**Given request**
Select, from the data, each line where "name" occurs.

**Dataset entries**
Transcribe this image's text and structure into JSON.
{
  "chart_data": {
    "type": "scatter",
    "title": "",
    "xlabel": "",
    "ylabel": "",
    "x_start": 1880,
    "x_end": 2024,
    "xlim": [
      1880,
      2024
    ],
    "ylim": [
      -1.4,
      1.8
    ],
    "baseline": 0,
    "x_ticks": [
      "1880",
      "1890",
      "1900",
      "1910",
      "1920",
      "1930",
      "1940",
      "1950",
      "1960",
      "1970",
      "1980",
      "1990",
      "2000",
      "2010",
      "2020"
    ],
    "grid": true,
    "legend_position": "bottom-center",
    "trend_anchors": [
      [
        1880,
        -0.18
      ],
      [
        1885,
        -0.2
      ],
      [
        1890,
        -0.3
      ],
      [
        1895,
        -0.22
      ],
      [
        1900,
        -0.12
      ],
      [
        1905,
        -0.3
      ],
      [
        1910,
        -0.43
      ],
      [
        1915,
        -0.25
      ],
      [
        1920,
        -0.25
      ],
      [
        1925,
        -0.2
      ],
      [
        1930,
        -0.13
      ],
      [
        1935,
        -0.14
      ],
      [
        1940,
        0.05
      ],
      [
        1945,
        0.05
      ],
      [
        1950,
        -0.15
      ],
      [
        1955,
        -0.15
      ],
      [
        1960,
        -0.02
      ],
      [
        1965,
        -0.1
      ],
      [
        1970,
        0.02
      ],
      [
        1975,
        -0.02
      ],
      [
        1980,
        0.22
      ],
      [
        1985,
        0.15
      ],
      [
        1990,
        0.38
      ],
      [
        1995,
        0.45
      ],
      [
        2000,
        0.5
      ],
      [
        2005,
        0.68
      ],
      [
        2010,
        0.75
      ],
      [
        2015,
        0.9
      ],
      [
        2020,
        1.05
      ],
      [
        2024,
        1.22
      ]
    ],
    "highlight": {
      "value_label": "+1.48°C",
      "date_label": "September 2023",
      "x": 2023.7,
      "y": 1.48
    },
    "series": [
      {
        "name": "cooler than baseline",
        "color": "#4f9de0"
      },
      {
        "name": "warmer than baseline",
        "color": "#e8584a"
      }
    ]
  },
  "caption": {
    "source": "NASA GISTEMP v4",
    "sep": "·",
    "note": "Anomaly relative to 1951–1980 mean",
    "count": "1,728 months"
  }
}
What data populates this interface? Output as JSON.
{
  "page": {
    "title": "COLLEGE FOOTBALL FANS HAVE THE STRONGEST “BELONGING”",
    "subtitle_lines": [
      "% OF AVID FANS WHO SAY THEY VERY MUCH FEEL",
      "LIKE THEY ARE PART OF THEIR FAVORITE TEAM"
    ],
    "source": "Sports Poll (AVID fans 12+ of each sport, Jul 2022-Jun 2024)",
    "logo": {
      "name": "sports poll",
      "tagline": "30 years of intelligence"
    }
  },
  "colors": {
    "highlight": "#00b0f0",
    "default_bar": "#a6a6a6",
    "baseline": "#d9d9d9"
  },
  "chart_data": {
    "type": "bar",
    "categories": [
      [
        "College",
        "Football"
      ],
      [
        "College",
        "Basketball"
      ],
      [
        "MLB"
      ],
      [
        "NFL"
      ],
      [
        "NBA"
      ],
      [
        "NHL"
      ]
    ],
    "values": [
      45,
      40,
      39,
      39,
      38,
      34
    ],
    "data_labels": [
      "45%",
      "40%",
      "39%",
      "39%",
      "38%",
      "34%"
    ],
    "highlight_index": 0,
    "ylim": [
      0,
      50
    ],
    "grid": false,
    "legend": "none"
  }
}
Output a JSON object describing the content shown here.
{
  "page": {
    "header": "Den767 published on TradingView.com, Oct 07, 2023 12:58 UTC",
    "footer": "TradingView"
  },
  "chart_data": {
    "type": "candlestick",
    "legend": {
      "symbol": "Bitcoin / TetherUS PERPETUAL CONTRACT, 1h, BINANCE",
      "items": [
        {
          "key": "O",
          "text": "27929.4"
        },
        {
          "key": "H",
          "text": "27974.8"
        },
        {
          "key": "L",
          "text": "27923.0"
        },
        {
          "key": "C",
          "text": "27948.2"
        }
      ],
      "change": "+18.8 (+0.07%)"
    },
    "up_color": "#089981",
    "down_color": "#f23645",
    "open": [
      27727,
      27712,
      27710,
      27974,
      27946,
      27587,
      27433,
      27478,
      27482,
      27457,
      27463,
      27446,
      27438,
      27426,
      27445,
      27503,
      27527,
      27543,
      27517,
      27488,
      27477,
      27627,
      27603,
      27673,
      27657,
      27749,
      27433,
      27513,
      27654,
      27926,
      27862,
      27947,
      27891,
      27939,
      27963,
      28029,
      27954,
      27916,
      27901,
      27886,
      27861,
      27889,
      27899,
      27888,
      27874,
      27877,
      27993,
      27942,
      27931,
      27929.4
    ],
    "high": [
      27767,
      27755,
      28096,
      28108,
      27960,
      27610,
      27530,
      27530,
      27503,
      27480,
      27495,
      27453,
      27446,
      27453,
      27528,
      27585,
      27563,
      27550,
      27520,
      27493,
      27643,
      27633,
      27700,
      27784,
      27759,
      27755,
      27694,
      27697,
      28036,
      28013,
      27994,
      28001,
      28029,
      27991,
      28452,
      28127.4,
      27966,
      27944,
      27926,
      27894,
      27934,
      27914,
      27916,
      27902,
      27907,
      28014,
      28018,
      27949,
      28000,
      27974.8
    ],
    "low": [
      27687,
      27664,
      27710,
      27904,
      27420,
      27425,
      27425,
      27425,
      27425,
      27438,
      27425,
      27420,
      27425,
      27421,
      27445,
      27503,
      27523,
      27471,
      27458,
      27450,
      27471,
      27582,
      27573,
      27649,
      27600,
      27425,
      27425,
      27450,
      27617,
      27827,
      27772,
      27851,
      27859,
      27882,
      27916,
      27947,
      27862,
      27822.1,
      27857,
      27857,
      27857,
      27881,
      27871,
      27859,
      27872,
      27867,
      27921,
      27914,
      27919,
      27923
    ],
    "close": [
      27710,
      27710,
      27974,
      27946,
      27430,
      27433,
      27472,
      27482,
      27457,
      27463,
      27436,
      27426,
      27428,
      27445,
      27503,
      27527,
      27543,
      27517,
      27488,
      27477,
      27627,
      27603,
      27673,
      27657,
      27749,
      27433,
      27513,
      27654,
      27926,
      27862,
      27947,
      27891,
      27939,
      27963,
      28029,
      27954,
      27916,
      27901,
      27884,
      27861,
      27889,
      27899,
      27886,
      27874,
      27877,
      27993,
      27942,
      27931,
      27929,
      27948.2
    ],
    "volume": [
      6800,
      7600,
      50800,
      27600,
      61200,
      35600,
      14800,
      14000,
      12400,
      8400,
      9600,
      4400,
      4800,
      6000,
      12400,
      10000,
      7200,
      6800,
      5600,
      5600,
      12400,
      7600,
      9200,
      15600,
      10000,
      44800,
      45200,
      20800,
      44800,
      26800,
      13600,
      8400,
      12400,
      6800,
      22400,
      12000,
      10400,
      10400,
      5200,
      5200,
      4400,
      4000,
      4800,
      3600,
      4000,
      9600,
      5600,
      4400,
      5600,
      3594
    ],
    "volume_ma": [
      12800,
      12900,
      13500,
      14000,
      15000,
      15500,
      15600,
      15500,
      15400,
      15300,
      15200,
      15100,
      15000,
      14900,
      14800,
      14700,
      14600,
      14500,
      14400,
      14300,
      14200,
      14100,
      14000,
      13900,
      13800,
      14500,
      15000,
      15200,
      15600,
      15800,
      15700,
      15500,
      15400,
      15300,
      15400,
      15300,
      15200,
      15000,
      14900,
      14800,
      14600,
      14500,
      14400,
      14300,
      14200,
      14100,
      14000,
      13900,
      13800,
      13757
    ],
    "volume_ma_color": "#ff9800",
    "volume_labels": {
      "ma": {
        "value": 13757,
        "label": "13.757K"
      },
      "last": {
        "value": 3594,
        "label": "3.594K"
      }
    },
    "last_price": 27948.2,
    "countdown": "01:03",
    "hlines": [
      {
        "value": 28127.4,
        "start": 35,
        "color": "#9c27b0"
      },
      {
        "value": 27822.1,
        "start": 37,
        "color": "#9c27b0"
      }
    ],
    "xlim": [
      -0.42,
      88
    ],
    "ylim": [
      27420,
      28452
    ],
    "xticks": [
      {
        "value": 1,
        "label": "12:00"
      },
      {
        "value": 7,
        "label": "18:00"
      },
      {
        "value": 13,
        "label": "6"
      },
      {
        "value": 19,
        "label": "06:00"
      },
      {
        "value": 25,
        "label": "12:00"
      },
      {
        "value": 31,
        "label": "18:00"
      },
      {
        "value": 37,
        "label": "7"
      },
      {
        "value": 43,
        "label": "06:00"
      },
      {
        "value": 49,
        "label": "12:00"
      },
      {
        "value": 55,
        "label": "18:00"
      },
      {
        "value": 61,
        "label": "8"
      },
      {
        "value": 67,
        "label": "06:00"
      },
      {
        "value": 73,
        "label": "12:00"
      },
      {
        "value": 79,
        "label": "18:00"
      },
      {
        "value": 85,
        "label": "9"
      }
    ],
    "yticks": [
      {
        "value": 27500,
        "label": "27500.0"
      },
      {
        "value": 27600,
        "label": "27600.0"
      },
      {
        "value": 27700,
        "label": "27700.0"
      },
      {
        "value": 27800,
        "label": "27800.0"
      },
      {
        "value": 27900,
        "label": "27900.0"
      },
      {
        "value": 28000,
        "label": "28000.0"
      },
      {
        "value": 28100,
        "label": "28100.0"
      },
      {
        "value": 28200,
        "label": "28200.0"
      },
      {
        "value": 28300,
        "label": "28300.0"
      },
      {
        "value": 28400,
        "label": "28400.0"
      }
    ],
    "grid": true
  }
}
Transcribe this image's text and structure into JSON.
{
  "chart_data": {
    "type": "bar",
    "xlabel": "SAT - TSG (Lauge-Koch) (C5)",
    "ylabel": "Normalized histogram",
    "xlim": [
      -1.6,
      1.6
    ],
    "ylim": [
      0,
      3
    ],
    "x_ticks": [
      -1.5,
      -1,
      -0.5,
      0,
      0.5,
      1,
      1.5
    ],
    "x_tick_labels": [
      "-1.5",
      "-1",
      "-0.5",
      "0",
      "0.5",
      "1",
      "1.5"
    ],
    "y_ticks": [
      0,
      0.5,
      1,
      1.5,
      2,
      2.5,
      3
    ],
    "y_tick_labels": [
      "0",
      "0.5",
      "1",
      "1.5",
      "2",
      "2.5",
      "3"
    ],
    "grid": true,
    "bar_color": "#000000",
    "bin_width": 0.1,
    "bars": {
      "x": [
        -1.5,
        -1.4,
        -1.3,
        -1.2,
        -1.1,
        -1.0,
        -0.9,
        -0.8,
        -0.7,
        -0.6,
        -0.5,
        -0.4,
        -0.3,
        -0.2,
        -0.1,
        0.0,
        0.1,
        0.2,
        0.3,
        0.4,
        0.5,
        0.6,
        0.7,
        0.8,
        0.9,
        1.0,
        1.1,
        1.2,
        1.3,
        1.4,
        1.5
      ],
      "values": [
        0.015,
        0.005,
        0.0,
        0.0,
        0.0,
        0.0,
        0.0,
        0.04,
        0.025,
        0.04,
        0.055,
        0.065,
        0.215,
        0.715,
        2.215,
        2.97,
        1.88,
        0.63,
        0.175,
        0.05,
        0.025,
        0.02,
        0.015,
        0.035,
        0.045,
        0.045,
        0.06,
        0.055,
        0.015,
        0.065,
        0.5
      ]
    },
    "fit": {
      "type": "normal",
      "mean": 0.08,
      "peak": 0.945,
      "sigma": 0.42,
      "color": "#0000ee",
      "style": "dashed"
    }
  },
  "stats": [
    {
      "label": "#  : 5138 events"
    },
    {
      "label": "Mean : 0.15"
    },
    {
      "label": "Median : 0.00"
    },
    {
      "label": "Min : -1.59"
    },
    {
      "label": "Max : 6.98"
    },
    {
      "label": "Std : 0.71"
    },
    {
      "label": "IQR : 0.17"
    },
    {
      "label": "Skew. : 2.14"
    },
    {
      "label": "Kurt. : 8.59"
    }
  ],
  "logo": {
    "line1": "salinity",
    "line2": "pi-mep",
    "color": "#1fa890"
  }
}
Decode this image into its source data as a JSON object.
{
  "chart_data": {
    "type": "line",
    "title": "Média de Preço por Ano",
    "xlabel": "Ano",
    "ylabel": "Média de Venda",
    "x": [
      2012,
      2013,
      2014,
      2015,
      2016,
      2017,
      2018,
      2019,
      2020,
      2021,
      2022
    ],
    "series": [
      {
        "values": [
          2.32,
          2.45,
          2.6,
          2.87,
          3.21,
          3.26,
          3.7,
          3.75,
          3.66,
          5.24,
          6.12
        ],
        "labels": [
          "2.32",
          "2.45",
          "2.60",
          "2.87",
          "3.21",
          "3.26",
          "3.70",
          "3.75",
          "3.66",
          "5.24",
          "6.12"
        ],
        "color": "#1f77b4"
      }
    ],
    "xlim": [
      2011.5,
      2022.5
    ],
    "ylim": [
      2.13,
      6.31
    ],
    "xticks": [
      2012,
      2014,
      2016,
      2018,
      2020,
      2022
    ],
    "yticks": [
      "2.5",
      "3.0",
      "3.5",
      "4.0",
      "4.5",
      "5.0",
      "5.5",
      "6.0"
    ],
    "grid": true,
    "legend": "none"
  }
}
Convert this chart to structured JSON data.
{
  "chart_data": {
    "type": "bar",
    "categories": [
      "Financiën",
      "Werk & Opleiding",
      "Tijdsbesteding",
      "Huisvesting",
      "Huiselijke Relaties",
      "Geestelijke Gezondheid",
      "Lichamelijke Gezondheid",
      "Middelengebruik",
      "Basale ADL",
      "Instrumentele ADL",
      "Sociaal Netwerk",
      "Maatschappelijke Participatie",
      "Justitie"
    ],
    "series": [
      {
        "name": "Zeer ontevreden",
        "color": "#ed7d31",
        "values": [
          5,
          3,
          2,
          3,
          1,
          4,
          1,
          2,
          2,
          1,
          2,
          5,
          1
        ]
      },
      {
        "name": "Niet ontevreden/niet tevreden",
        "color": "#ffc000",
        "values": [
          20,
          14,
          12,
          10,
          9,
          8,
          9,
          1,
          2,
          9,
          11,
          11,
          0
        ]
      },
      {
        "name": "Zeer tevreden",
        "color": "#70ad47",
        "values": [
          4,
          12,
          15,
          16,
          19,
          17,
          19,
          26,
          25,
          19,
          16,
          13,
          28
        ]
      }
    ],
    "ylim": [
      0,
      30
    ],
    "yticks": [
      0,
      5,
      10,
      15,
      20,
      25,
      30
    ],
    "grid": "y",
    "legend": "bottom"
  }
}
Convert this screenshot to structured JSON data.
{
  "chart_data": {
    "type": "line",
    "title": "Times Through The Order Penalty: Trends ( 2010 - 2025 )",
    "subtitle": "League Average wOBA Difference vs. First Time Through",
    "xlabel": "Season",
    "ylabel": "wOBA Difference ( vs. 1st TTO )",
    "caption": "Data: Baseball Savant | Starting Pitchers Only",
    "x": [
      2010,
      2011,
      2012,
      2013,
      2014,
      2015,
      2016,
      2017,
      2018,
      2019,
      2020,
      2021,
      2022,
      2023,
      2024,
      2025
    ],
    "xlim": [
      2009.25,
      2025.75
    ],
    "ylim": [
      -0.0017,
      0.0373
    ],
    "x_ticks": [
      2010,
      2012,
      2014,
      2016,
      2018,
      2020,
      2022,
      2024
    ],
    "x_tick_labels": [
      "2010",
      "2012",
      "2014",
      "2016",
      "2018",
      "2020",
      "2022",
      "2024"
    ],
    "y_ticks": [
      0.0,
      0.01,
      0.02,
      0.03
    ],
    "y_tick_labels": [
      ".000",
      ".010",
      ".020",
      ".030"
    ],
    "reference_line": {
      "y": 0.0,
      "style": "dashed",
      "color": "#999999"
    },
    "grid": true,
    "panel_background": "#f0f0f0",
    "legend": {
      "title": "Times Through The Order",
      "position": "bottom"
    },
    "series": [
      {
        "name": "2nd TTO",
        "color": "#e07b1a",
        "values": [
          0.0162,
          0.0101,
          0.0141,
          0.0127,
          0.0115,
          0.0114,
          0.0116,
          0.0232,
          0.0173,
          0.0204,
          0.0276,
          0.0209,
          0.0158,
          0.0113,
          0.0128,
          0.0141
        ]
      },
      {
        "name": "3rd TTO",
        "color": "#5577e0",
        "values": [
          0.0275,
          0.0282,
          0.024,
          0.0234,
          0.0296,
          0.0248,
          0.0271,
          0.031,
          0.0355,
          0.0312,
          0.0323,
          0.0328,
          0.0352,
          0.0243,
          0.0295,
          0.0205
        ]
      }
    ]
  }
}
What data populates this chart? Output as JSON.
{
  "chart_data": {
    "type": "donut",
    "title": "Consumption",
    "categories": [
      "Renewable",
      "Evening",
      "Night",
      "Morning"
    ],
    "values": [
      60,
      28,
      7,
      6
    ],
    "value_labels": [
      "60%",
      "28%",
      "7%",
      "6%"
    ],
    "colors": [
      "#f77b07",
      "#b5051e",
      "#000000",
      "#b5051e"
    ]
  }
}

**Result for this task**
        "name": "cooler than baseline",
        "name": "warmer than baseline",
      "name": "sports poll",
        "name": "Zeer ontevreden",
        "name": "Niet ontevreden/niet tevreden",
        "name": "Zeer tevreden",
        "name": "2nd TTO",
        "name": "3rd TTO",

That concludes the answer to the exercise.